Write out the data below exactly as given, without any of its pictures.

- STORED RECORDS:
-------
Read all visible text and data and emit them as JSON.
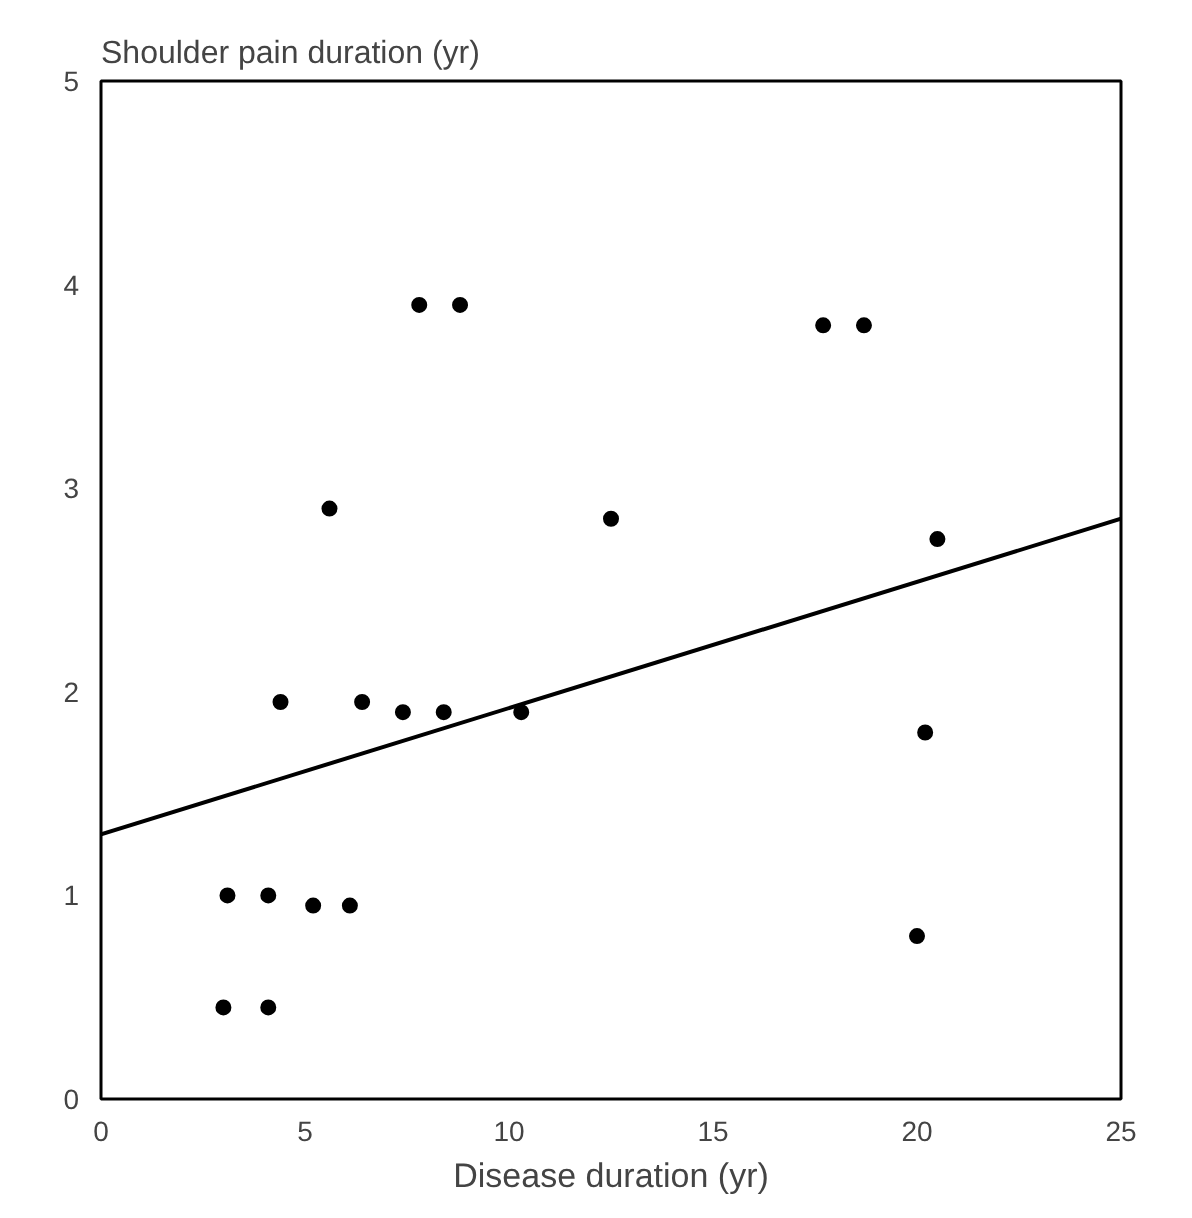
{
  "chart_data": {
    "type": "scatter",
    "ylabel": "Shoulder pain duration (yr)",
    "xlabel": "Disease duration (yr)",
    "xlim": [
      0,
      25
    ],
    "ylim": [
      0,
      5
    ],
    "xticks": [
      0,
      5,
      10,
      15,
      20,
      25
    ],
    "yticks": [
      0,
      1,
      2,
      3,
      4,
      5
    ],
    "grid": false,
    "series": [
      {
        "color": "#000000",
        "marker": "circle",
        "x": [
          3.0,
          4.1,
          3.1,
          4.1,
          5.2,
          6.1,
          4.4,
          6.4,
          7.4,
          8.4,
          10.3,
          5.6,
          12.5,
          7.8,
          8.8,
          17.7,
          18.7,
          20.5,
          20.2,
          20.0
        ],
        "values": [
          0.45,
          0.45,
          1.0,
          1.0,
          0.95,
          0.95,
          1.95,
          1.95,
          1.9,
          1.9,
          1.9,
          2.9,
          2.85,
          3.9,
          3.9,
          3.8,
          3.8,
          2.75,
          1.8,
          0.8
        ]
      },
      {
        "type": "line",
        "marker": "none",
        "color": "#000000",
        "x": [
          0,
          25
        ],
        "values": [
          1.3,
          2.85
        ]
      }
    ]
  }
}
-------
- SOLUTION FOR THIS EXERCISE:
Read all visible text and data and emit them as JSON.
{
  "chart_data": {
    "type": "scatter",
    "ylabel": "Shoulder pain duration (yr)",
    "xlabel": "Disease duration (yr)",
    "xlim": [
      0,
      25
    ],
    "ylim": [
      0,
      5
    ],
    "xticks": [
      0,
      5,
      10,
      15,
      20,
      25
    ],
    "yticks": [
      0,
      1,
      2,
      3,
      4,
      5
    ],
    "grid": false,
    "series": [
      {
        "color": "#000000",
        "marker": "circle",
        "x": [
          3.0,
          4.1,
          3.1,
          4.1,
          5.2,
          6.1,
          4.4,
          6.4,
          7.4,
          8.4,
          10.3,
          5.6,
          12.5,
          7.8,
          8.8,
          17.7,
          18.7,
          20.5,
          20.2,
          20.0
        ],
        "values": [
          0.45,
          0.45,
          1.0,
          1.0,
          0.95,
          0.95,
          1.95,
          1.95,
          1.9,
          1.9,
          1.9,
          2.9,
          2.85,
          3.9,
          3.9,
          3.8,
          3.8,
          2.75,
          1.8,
          0.8
        ]
      },
      {
        "type": "line",
        "marker": "none",
        "color": "#000000",
        "x": [
          0,
          25
        ],
        "values": [
          1.3,
          2.85
        ]
      }
    ]
  }
}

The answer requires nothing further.